— START OF RAW RECORDS —

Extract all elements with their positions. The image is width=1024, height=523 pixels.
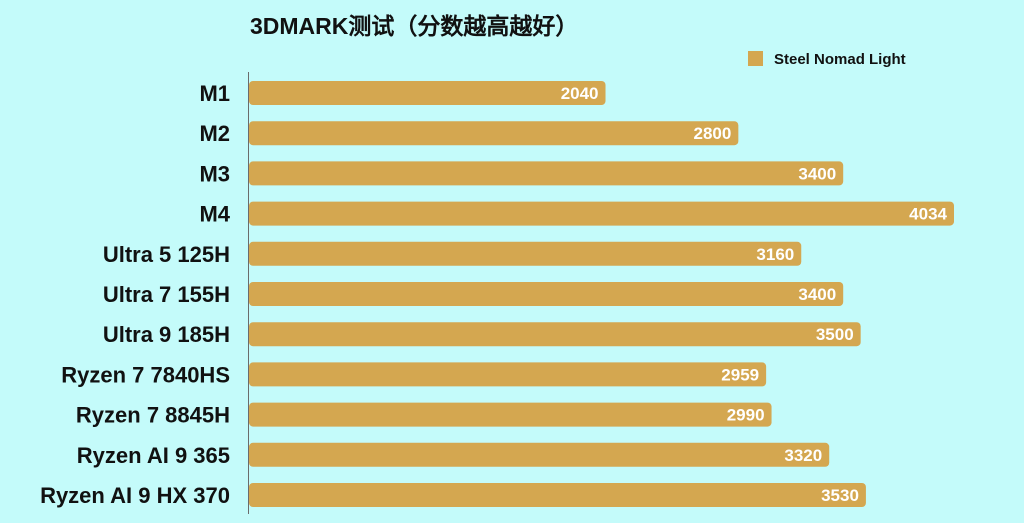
bar [249, 362, 767, 387]
bar [249, 241, 802, 266]
category-label: M2 [199, 121, 230, 146]
category-label: Ultra 7 155H [103, 282, 230, 307]
category-label: Ryzen AI 9 365 [77, 443, 230, 468]
data-label: 3400 [798, 164, 836, 183]
bar [249, 322, 861, 347]
data-label: 2800 [694, 124, 732, 143]
category-label: Ryzen AI 9 HX 370 [40, 483, 230, 508]
data-label: 2990 [727, 406, 765, 425]
bar [249, 161, 844, 186]
legend-label: Steel Nomad Light [774, 51, 906, 68]
category-label: Ryzen 7 7840HS [61, 362, 230, 387]
legend: Steel Nomad Light [748, 51, 906, 68]
category-label: M4 [199, 202, 230, 227]
category-label: M1 [199, 81, 230, 106]
bar [249, 483, 866, 507]
category-label: Ultra 9 185H [103, 322, 230, 347]
data-label: 3160 [756, 245, 794, 264]
bar-series: M1 2040 M2 2800 M3 3400 M4 4034 Ultra 5 125H 3160… [40, 81, 954, 508]
bar [249, 201, 954, 226]
category-label: Ultra 5 125H [103, 242, 230, 267]
category-label: M3 [199, 161, 230, 186]
data-label: 4034 [909, 205, 947, 224]
data-label: 2040 [561, 84, 599, 103]
data-label: 3530 [821, 486, 859, 505]
bar [249, 402, 772, 427]
data-label: 3500 [816, 325, 854, 344]
data-label: 3400 [798, 285, 836, 304]
bar [249, 121, 739, 146]
data-label: 3320 [784, 446, 822, 465]
category-label: Ryzen 7 8845H [76, 403, 230, 428]
chart-title: 3DMARK测试（分数越高越好） [250, 13, 578, 39]
data-label: 2959 [721, 365, 759, 384]
bar [249, 442, 830, 467]
legend-swatch [748, 51, 763, 66]
bar [249, 81, 606, 105]
bar [249, 282, 844, 306]
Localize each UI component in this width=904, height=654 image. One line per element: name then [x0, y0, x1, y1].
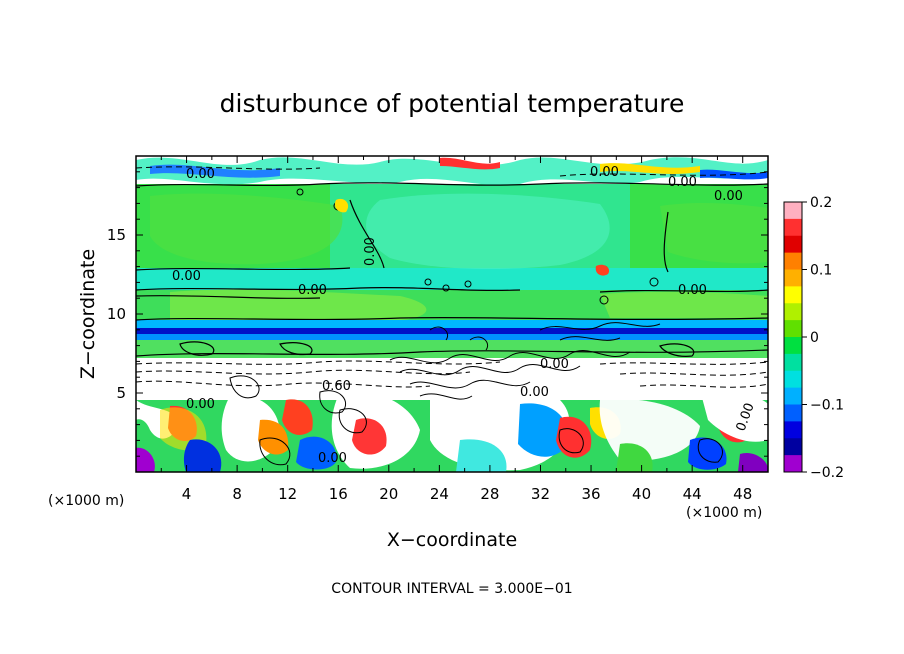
- colorbar-swatch: [784, 353, 802, 372]
- y-tick-label: 10: [107, 305, 126, 323]
- contour-label: 0.00: [520, 385, 549, 400]
- contour-label: 0.00: [172, 269, 201, 284]
- blob-red-3: [352, 418, 387, 455]
- colorbar-swatch: [784, 235, 802, 254]
- x-tick-label: 8: [232, 485, 242, 503]
- colorbar-tick-label: −0.1: [810, 398, 844, 414]
- contour-interval: CONTOUR INTERVAL = 3.000E−01: [331, 581, 572, 597]
- layer-lower-mid: [136, 340, 768, 358]
- x-tick-label: 44: [683, 485, 702, 503]
- contour-label: 0.00: [668, 175, 697, 190]
- x-tick-label: 12: [278, 485, 297, 503]
- colorbar-swatch: [784, 320, 802, 338]
- colorbar-swatch: [784, 269, 802, 287]
- colorbar-swatch: [784, 438, 802, 456]
- layer-tropopause-band: [136, 268, 768, 290]
- colorbar-swatch: [784, 421, 802, 439]
- blob-cyan-1: [456, 439, 507, 472]
- x-tick-label: 32: [531, 485, 550, 503]
- strat-noise-red: [440, 157, 500, 170]
- colorbar: [784, 202, 802, 473]
- colorbar-swatch: [784, 202, 802, 220]
- blob-white-6: [700, 389, 768, 442]
- turbulent-contours: [229, 322, 723, 466]
- colorbar-swatch: [784, 370, 802, 389]
- layer-cold-edge: [136, 334, 768, 340]
- y-tick-label: 5: [116, 384, 126, 402]
- colorbar-swatch: [784, 387, 802, 405]
- strat-noise-blue: [150, 164, 280, 178]
- y-axis-label: Z−coordinate: [77, 249, 99, 379]
- chart-title: disturbunce of potential temperature: [220, 89, 685, 118]
- contour-label: 0.00: [590, 165, 619, 180]
- blob-blue-3: [518, 403, 569, 457]
- blob-blue-1: [183, 439, 222, 472]
- contour-label: 0.60: [322, 379, 351, 394]
- blob-blue-2: [296, 436, 337, 470]
- colorbar-swatch: [784, 404, 802, 422]
- strat-noise-yellow: [600, 163, 700, 174]
- colorbar-swatch: [784, 303, 802, 321]
- dashed-contours: [136, 166, 768, 388]
- layer-cold-core: [136, 328, 768, 334]
- contour-label: 0.00: [363, 237, 378, 266]
- colorbar-ticks: 0.2 0.1 0 −0.1 −0.2: [802, 195, 844, 481]
- x-tick-label: 40: [632, 485, 651, 503]
- plot-field: [136, 156, 768, 472]
- colorbar-tick-label: 0.2: [810, 195, 832, 211]
- colorbar-swatch: [784, 455, 802, 473]
- x-tick-label: 48: [733, 485, 752, 503]
- solid-contours: [136, 182, 768, 357]
- blob-orange-1: [258, 419, 289, 455]
- blob-red-2: [282, 399, 313, 435]
- contour-label: 0.00: [678, 283, 707, 298]
- colorbar-swatch: [784, 337, 802, 355]
- contour-label: 0.00: [298, 283, 327, 298]
- y-axis-ticks: 5 10 15: [107, 171, 768, 457]
- x-tick-label: 4: [182, 485, 192, 503]
- contour-label: 0.00: [318, 451, 347, 466]
- x-tick-label: 24: [430, 485, 449, 503]
- x-tick-label: 36: [581, 485, 600, 503]
- colorbar-tick-label: −0.2: [810, 465, 844, 481]
- contour-label: 0.00: [714, 189, 743, 204]
- y-axis-unit: (×1000 m): [48, 493, 124, 509]
- colorbar-tick-label: 0: [810, 330, 819, 346]
- colorbar-swatch: [784, 252, 802, 270]
- mid-light-green-right: [600, 291, 768, 318]
- blob-green-1: [616, 443, 653, 472]
- upper-green-right: [660, 202, 768, 264]
- blob-purple-1: [136, 447, 155, 472]
- x-axis-label: X−coordinate: [387, 529, 517, 551]
- x-tick-label: 16: [329, 485, 348, 503]
- x-tick-label: 20: [379, 485, 398, 503]
- colorbar-swatch: [784, 218, 802, 237]
- contour-label: 0.00: [186, 167, 215, 182]
- x-tick-label: 28: [480, 485, 499, 503]
- colorbar-tick-label: 0.1: [810, 263, 832, 279]
- strat-noise-cyan: [136, 157, 768, 186]
- layer-cold-band: [136, 320, 768, 328]
- blob-purple-2: [738, 452, 768, 472]
- x-axis-ticks: 4 8 12 16 20 24 28 32 36 40 44 48: [160, 156, 752, 503]
- warm-spot-1: [595, 264, 610, 276]
- upper-cyan-lens: [366, 193, 610, 270]
- contour-label: 0.00: [540, 357, 569, 372]
- contour-label: 0.00: [186, 397, 215, 412]
- upper-green-left: [150, 193, 343, 265]
- colorbar-swatch: [784, 286, 802, 304]
- x-axis-unit: (×1000 m): [686, 505, 762, 521]
- warm-spot-2: [334, 198, 349, 213]
- y-tick-label: 15: [107, 226, 126, 244]
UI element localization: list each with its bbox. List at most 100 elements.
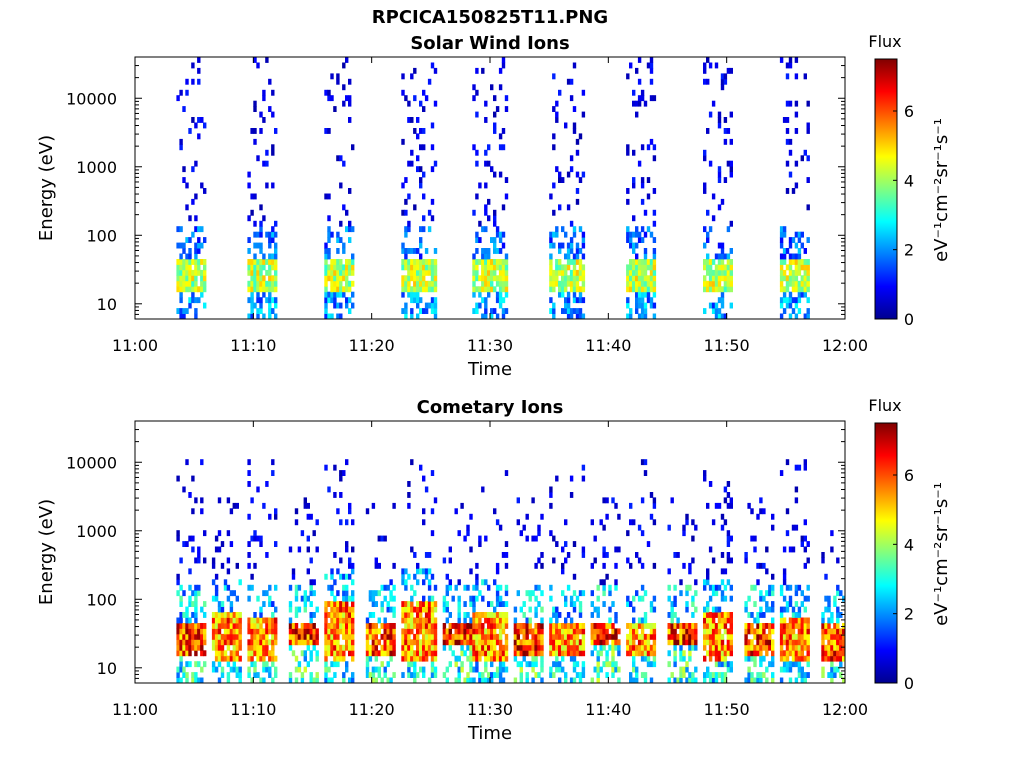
y-tick-label: 10000 [66, 89, 117, 108]
heatmap-cell [581, 666, 586, 673]
heatmap-cell [324, 628, 328, 635]
heatmap-cell [649, 661, 654, 668]
heatmap-cell [632, 248, 636, 254]
heatmap-cell [640, 639, 645, 646]
heatmap-cell [247, 595, 251, 602]
heatmap-cell [779, 264, 784, 271]
heatmap-cell [259, 617, 263, 624]
heatmap-cell [256, 269, 260, 276]
heatmap-cell [788, 546, 793, 553]
heatmap-cell [194, 601, 198, 607]
heatmap-cell [652, 633, 657, 640]
heatmap-cell [593, 623, 597, 629]
heatmap-cell [498, 601, 503, 607]
heatmap-cell [555, 623, 559, 629]
heatmap-cell [708, 644, 713, 651]
heatmap-cell [433, 302, 438, 309]
heatmap-cell [389, 633, 393, 640]
heatmap-cell [806, 313, 810, 320]
heatmap-cell [250, 617, 254, 624]
heatmap-cell [626, 633, 630, 640]
heatmap-cell [348, 617, 352, 624]
heatmap-cell [185, 650, 189, 657]
heatmap-cell [454, 623, 458, 629]
heatmap-cell [427, 269, 432, 276]
heatmap-cell [564, 519, 568, 526]
heatmap-cell [726, 492, 731, 498]
heatmap-cell [327, 275, 331, 282]
heatmap-cell [578, 677, 583, 684]
heatmap-cell [430, 530, 435, 537]
heatmap-cell [445, 617, 449, 624]
heatmap-cell [182, 486, 186, 493]
heatmap-cell [247, 182, 251, 189]
heatmap-cell [448, 623, 452, 629]
heatmap-cell [268, 291, 272, 298]
heatmap-cell [720, 242, 725, 249]
heatmap-cell [771, 655, 775, 662]
heatmap-cell [490, 655, 494, 662]
heatmap-cell [806, 100, 810, 107]
heatmap-cell [555, 275, 559, 282]
heatmap-cell [345, 595, 349, 602]
heatmap-cell [833, 650, 837, 657]
heatmap-cell [235, 617, 239, 624]
heatmap-cell [673, 639, 677, 646]
heatmap-cell [552, 133, 556, 140]
heatmap-cell [247, 286, 251, 293]
heatmap-cell [327, 291, 331, 298]
heatmap-cell [348, 612, 352, 618]
heatmap-cell [688, 623, 692, 629]
heatmap-cell [422, 144, 426, 151]
heatmap-cell [836, 590, 840, 597]
heatmap-cell [274, 606, 278, 613]
heatmap-cell [268, 639, 272, 646]
heatmap-cell [806, 286, 810, 293]
heatmap-cell [771, 650, 775, 657]
heatmap-cell [345, 264, 349, 271]
heatmap-cell [756, 617, 760, 624]
heatmap-cell [759, 595, 763, 602]
heatmap-cell [593, 644, 597, 651]
heatmap-cell [711, 302, 716, 309]
heatmap-cell [490, 612, 494, 618]
heatmap-cell [788, 259, 793, 265]
heatmap-cell [430, 198, 435, 205]
heatmap-cell [380, 623, 384, 629]
heatmap-cell [717, 286, 722, 293]
heatmap-cell [782, 117, 787, 123]
heatmap-cell [235, 502, 239, 509]
heatmap-cell [791, 253, 796, 260]
heatmap-cell [830, 672, 834, 678]
heatmap-cell [519, 677, 523, 684]
heatmap-cell [256, 644, 260, 651]
heatmap-cell [714, 62, 719, 69]
heatmap-cell [445, 584, 449, 591]
heatmap-cell [433, 617, 438, 624]
heatmap-cell [771, 524, 775, 531]
heatmap-cell [566, 308, 571, 314]
heatmap-cell [714, 623, 719, 629]
heatmap-cell [498, 524, 503, 531]
heatmap-cell [380, 535, 384, 542]
heatmap-cell [652, 248, 657, 254]
heatmap-cell [614, 502, 618, 509]
heatmap-cell [632, 215, 636, 222]
heatmap-cell [481, 623, 485, 629]
heatmap-cell [800, 644, 804, 651]
heatmap-cell [176, 579, 180, 586]
heatmap-cell [386, 606, 390, 613]
heatmap-cell [590, 628, 594, 635]
heatmap-cell [197, 248, 201, 254]
heatmap-cell [578, 308, 583, 314]
heatmap-cell [490, 286, 494, 293]
heatmap-cell [188, 286, 192, 293]
heatmap-cell [800, 291, 804, 298]
heatmap-cell [324, 128, 328, 134]
heatmap-cell [555, 606, 559, 613]
heatmap-cell [339, 313, 343, 320]
heatmap-cell [339, 606, 343, 613]
heatmap-cell [720, 644, 725, 651]
heatmap-cell [410, 117, 414, 123]
heatmap-cell [723, 595, 728, 602]
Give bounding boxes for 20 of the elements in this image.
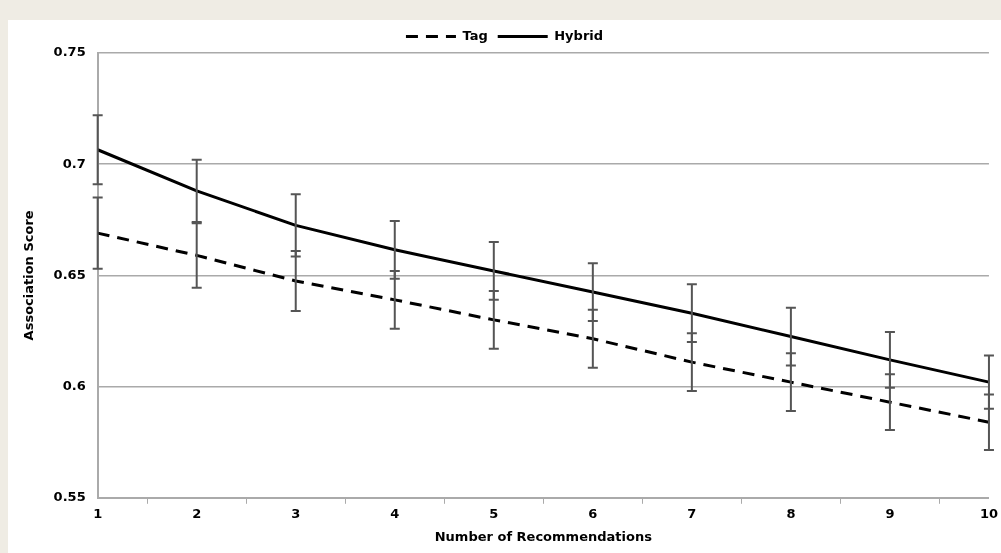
y-tick-label: 0.75 [53, 44, 86, 60]
x-tick-label: 4 [390, 505, 400, 521]
line-series [96, 231, 991, 424]
x-tick-label: 1 [93, 505, 103, 521]
x-tick-label: 10 [979, 505, 998, 521]
x-tick-label: 9 [885, 505, 895, 521]
legend-label: Tag [462, 27, 488, 43]
y-axis-title: Association Score [21, 210, 37, 341]
x-tick-label: 8 [786, 505, 796, 521]
y-tick-label: 0.55 [53, 489, 86, 505]
y-tick-label: 0.7 [62, 155, 86, 171]
x-tick-label: 3 [291, 505, 301, 521]
x-tick-label: 6 [588, 505, 598, 521]
x-axis-title: Number of Recommendations [434, 528, 653, 544]
x-tick-label: 5 [489, 505, 499, 521]
x-tick-label: 2 [192, 505, 202, 521]
y-tick-label: 0.65 [53, 266, 86, 282]
x-tick-label: 7 [687, 505, 697, 521]
y-tick-label: 0.6 [62, 377, 86, 393]
legend-label: Hybrid [554, 27, 604, 43]
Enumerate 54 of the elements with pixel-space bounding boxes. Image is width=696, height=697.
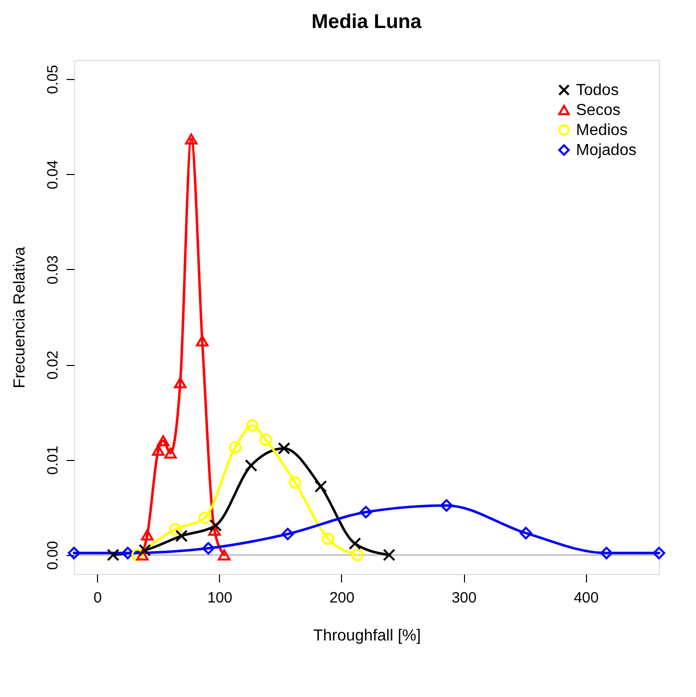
point <box>202 542 215 555</box>
x-tick-label: 300 <box>452 590 477 606</box>
point <box>228 441 242 454</box>
y-tick-label: 0.02 <box>44 350 62 380</box>
point <box>136 549 149 561</box>
point <box>196 335 208 346</box>
x-tick-label: 100 <box>207 590 232 606</box>
y-tick-label: 0.03 <box>44 255 62 285</box>
point <box>218 549 230 561</box>
y-tick-label: 0.05 <box>44 64 62 94</box>
point <box>141 529 154 541</box>
point <box>281 528 294 540</box>
point <box>106 548 120 562</box>
point <box>314 480 327 493</box>
x-tick-label: 0 <box>94 590 102 606</box>
point <box>348 537 362 550</box>
legend-label: Medios <box>576 122 628 139</box>
point <box>600 546 613 560</box>
y-tick-label: 0.04 <box>44 160 62 190</box>
x-tick-label: 400 <box>574 590 599 606</box>
point <box>322 532 334 546</box>
chart-title: Media Luna <box>311 11 422 33</box>
point <box>382 548 396 562</box>
point <box>174 377 186 388</box>
point <box>246 419 259 432</box>
point <box>260 434 272 446</box>
point <box>68 546 80 560</box>
point <box>152 444 165 456</box>
y-tick-label: 0.01 <box>44 446 62 475</box>
legend-label: Todos <box>576 82 619 99</box>
x-tick-label: 200 <box>329 590 354 606</box>
point <box>652 546 666 560</box>
point <box>288 476 302 489</box>
point <box>185 133 198 145</box>
point <box>156 435 170 446</box>
point <box>244 459 258 472</box>
point <box>138 544 152 556</box>
point <box>121 546 134 560</box>
legend-label: Mojados <box>576 142 636 159</box>
point <box>360 506 372 518</box>
y-axis-title: Frecuencia Relativa <box>12 246 28 388</box>
point <box>520 526 532 540</box>
point <box>278 442 290 455</box>
point <box>164 448 177 459</box>
point <box>131 548 144 562</box>
point <box>175 530 188 542</box>
y-tick-label: 0.00 <box>44 540 62 570</box>
point <box>198 512 211 524</box>
point <box>440 499 453 512</box>
point <box>209 519 222 532</box>
legend-label: Secos <box>576 102 620 119</box>
point <box>169 523 182 536</box>
x-axis-title: Throughfall [%] <box>313 628 421 644</box>
point <box>351 548 364 562</box>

— END OF RAW RECORDS —

> [WHAT TO PRODUCE] Transcribe the part of the items that opens with the line containing "- colorbar-swatch: [784, 353, 802, 372]" and closes with the line containing "- blob-blue-1: [183, 439, 222, 472]", including both of those lines.

> [REPLY]
- colorbar-swatch: [784, 353, 802, 372]
- y-tick-label: 10: [107, 305, 126, 323]
- contour-label: 0.00: [520, 385, 549, 400]
- contour-label: 0.00: [172, 269, 201, 284]
- blob-red-3: [352, 418, 387, 455]
- colorbar-swatch: [784, 235, 802, 254]
- x-tick-label: 8: [232, 485, 242, 503]
- colorbar-tick-label: −0.1: [810, 398, 844, 414]
- contour-interval: CONTOUR INTERVAL = 3.000E−01: [331, 581, 572, 597]
- layer-lower-mid: [136, 340, 768, 358]
- x-tick-label: 44: [683, 485, 702, 503]
- contour-label: 0.00: [668, 175, 697, 190]
- x-tick-label: 12: [278, 485, 297, 503]
- colorbar-swatch: [784, 320, 802, 338]
- colorbar-swatch: [784, 269, 802, 287]
- colorbar-swatch: [784, 438, 802, 456]
- layer-tropopause-band: [136, 268, 768, 290]
- colorbar-swatch: [784, 421, 802, 439]
- blob-cyan-1: [456, 439, 507, 472]
- x-tick-label: 32: [531, 485, 550, 503]
- strat-noise-red: [440, 157, 500, 170]
- colorbar: [784, 202, 802, 473]
- colorbar-swatch: [784, 202, 802, 220]
- blob-white-6: [700, 389, 768, 442]
- turbulent-contours: [229, 322, 723, 466]
- colorbar-swatch: [784, 370, 802, 389]
- layer-cold-edge: [136, 334, 768, 340]
- y-tick-label: 5: [116, 384, 126, 402]
- colorbar-swatch: [784, 387, 802, 405]
- strat-noise-blue: [150, 164, 280, 178]
- y-axis-label: Z−coordinate: [77, 249, 99, 379]
- chart-title: disturbunce of potential temperature: [220, 89, 685, 118]
- contour-label: 0.00: [590, 165, 619, 180]
- blob-blue-3: [518, 403, 569, 457]
- blob-blue-1: [183, 439, 222, 472]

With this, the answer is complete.